| Exercise requirements |
For each line that holds "сфери", copy the line out.

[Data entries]
════════════════

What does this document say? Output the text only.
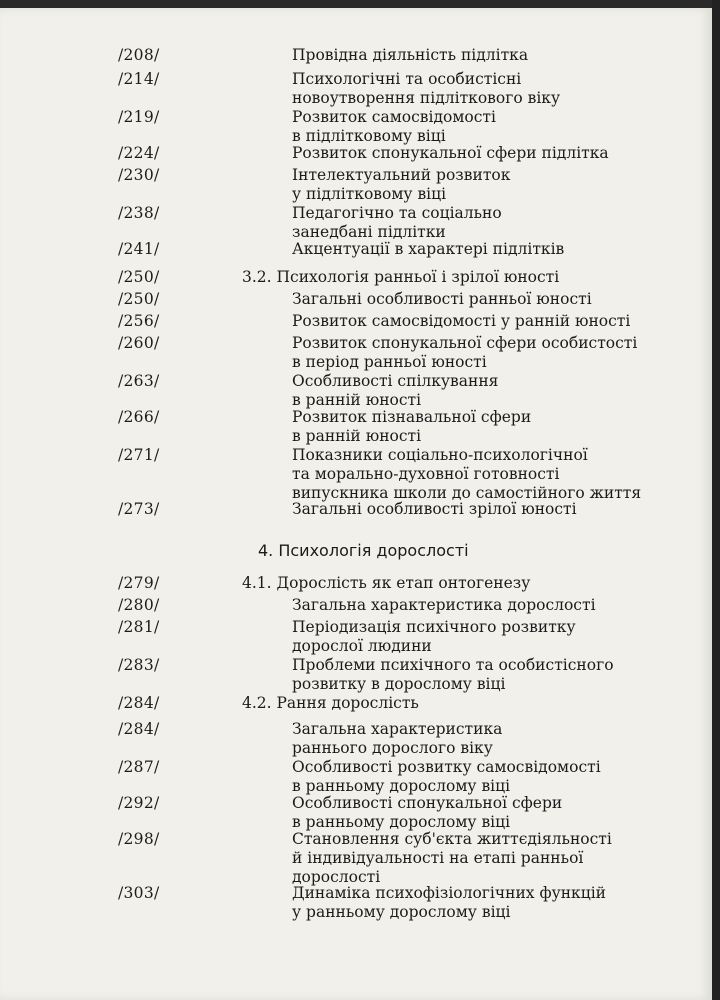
/208/	Провідна діяльність підлітка
/214/	Психологічні та особистісні
новоутворення підліткового віку
/219/	Розвиток самосвідомості
в підлітковому віці
/224/	Розвиток спонукальної сфери підлітка
/230/	Інтелектуальний розвиток
у підлітковому віці
/238/	Педагогічно та соціально
занедбані підлітки
/241/	Акцентуації в характері підлітків
/250/	3.2. Психологія ранньої і зрілої юності
/250/	Загальні особливості ранньої юності
/256/	Розвиток самосвідомості у ранній юності
/260/	Розвиток спонукальної сфери особистості
в період ранньої юності
/263/	Особливості спілкування
в ранній юності
/266/	Розвиток пізнавальної сфери
в ранній юності
/271/	Показники соціально-психологічної
та морально-духовної готовності
випускника школи до самостійного життя
/273/	Загальні особливості зрілої юності
4. Психологія дорослості
/279/	4.1. Дорослість як етап онтогенезу
/280/	Загальна характеристика дорослості
/281/	Періодизація психічного розвитку
дорослої людини
/283/	Проблеми психічного та особистісного
розвитку в дорослому віці
/284/	4.2. Рання дорослість
/284/	Загальна характеристика
раннього дорослого віку
/287/	Особливості розвитку самосвідомості
в ранньому дорослому віці
/292/	Особливості спонукальної сфери
в ранньому дорослому віці
/298/	Становлення суб'єкта життєдіяльності
й індивідуальності на етапі ранньої
дорослості
/303/	Динаміка психофізіологічних функцій
у ранньому дорослому віці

════════════════

| Solution for this task |
/224/	Розвиток спонукальної сфери підлітка
/260/	Розвиток спонукальної сфери особистості
/266/	Розвиток пізнавальної сфери
/292/	Особливості спонукальної сфери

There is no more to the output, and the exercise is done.